## Material provided
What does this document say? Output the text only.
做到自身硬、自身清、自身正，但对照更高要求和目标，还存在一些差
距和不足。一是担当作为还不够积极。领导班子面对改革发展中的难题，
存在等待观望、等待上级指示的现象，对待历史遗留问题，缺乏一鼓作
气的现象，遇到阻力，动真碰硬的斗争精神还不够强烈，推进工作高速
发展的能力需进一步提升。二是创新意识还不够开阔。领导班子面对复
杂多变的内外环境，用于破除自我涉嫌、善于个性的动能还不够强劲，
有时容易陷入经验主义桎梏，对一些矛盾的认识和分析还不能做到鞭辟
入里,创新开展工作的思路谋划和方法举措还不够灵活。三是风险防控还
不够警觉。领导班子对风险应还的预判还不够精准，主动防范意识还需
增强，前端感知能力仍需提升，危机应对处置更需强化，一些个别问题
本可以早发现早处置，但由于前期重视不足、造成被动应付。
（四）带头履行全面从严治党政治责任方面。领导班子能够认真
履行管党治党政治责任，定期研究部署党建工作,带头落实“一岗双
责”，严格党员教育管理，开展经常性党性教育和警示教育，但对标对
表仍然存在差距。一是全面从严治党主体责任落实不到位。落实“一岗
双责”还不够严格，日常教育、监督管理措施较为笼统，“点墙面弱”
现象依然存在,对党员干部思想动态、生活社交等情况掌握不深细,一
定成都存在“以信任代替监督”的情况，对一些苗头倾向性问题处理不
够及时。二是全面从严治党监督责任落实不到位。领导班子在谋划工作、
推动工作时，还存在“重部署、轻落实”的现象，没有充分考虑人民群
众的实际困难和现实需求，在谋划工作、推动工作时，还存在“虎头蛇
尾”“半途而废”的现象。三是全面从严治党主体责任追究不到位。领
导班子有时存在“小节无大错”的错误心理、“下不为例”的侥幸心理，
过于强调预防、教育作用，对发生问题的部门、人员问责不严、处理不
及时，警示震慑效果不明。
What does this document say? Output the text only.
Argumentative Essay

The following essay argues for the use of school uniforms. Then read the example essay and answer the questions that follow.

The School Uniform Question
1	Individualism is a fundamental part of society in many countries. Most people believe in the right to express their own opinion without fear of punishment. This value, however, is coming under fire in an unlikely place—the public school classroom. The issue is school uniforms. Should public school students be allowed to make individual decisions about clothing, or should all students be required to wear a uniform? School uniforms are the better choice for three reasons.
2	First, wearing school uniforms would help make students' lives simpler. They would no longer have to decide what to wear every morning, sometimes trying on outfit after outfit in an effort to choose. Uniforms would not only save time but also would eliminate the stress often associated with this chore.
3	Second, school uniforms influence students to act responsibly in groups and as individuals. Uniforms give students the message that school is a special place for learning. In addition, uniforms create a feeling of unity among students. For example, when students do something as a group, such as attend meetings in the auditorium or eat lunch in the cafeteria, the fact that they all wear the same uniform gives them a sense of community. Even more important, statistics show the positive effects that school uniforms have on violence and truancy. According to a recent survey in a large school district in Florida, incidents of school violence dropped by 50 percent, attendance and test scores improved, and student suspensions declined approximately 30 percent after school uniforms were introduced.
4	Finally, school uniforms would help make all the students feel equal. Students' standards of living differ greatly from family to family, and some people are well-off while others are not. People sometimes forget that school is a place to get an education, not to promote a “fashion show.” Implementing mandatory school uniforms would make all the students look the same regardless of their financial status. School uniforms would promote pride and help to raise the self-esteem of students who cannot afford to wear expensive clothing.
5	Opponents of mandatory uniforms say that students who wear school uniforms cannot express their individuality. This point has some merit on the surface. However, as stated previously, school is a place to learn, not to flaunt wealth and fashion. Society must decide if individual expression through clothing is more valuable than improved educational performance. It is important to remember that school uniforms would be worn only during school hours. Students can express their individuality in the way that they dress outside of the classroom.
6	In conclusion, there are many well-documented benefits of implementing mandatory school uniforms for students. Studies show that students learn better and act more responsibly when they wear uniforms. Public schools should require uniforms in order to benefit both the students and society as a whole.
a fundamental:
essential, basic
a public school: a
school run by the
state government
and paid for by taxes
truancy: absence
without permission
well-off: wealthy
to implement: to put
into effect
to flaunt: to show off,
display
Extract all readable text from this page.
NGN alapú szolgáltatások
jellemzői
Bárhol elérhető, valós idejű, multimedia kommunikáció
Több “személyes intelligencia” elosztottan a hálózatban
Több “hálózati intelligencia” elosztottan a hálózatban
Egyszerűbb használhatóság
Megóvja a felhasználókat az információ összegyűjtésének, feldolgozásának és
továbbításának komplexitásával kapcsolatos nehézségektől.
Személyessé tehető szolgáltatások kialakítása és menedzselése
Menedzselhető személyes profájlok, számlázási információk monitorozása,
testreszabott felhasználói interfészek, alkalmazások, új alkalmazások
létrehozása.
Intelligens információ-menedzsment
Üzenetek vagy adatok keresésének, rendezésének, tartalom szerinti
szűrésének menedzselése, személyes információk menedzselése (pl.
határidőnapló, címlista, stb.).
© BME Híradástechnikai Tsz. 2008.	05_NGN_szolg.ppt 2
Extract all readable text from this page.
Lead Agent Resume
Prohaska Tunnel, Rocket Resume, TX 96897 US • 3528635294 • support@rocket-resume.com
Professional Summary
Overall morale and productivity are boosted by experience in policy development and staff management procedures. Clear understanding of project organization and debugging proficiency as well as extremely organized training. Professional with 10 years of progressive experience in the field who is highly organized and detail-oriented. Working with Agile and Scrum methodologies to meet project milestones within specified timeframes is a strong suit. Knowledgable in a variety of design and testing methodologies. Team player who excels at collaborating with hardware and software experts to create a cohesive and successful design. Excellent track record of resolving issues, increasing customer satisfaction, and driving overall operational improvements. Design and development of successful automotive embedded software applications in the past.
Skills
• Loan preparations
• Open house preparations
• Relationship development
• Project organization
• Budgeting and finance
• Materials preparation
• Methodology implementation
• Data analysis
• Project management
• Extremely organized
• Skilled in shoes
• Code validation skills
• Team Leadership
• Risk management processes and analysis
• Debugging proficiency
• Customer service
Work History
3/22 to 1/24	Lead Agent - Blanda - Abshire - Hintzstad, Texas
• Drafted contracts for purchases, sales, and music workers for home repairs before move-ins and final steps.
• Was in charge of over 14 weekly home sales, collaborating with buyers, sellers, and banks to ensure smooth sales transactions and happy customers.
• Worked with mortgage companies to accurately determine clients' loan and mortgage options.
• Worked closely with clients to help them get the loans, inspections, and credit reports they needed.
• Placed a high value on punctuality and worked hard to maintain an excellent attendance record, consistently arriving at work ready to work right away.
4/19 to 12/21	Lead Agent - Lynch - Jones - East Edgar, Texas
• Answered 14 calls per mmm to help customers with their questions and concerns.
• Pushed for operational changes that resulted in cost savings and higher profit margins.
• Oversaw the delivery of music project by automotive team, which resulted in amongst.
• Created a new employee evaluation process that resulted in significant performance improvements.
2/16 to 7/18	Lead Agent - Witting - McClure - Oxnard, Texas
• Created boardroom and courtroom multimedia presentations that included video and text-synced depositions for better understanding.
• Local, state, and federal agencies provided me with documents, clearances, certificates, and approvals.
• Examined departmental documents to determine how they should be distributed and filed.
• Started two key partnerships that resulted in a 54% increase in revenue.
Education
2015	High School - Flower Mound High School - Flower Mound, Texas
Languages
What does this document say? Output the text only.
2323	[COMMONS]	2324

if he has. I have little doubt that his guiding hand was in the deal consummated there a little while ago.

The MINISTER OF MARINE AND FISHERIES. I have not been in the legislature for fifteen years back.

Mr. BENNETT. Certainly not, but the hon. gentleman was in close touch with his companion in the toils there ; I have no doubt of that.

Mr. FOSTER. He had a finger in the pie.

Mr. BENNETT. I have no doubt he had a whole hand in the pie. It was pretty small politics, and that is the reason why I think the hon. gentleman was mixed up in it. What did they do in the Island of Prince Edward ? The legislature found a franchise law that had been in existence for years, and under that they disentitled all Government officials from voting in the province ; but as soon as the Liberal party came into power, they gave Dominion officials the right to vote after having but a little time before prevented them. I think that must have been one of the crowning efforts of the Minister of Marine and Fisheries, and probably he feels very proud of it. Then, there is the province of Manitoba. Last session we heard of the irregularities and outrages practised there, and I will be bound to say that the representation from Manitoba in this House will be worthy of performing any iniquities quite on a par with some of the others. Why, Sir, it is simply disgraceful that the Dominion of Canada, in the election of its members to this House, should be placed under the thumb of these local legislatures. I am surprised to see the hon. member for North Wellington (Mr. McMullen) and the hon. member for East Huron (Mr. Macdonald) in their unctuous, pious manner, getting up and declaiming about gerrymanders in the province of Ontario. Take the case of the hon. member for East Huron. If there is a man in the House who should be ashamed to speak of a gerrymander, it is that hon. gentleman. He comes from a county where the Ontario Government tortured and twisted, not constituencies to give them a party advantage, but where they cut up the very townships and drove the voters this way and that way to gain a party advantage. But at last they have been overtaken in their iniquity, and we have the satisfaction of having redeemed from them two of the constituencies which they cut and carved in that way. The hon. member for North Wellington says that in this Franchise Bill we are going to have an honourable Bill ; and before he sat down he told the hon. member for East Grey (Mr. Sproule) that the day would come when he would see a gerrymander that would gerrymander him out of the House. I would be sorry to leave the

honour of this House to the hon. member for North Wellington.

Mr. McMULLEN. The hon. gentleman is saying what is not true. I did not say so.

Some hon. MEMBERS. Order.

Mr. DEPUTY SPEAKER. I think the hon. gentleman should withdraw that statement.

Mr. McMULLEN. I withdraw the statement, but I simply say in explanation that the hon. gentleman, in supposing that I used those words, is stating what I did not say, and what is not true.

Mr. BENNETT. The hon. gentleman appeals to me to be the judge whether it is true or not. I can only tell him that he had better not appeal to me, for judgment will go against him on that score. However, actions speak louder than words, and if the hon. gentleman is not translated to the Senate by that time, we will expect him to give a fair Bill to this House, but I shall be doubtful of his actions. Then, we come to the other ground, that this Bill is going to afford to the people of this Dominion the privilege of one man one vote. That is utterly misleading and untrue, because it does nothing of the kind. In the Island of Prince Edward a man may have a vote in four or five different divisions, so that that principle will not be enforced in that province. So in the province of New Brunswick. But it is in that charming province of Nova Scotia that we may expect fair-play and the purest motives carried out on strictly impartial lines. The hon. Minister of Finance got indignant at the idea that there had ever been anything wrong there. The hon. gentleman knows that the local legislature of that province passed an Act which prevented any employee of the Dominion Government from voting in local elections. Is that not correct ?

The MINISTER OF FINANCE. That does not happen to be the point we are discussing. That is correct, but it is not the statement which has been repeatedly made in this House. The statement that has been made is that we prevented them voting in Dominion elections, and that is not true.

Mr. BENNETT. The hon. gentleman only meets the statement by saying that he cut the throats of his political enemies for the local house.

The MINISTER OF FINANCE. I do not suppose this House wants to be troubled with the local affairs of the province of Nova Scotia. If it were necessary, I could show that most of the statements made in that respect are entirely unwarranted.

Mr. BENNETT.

## Problem to work on
Filter the listing above by the word "Agent"; copy each line that passes.

## Finished task
Lead Agent Resume
3/22 to 1/24	Lead Agent - Blanda - Abshire - Hintzstad, Texas
4/19 to 12/21	Lead Agent - Lynch - Jones - East Edgar, Texas
2/16 to 7/18	Lead Agent - Witting - McClure - Oxnard, Texas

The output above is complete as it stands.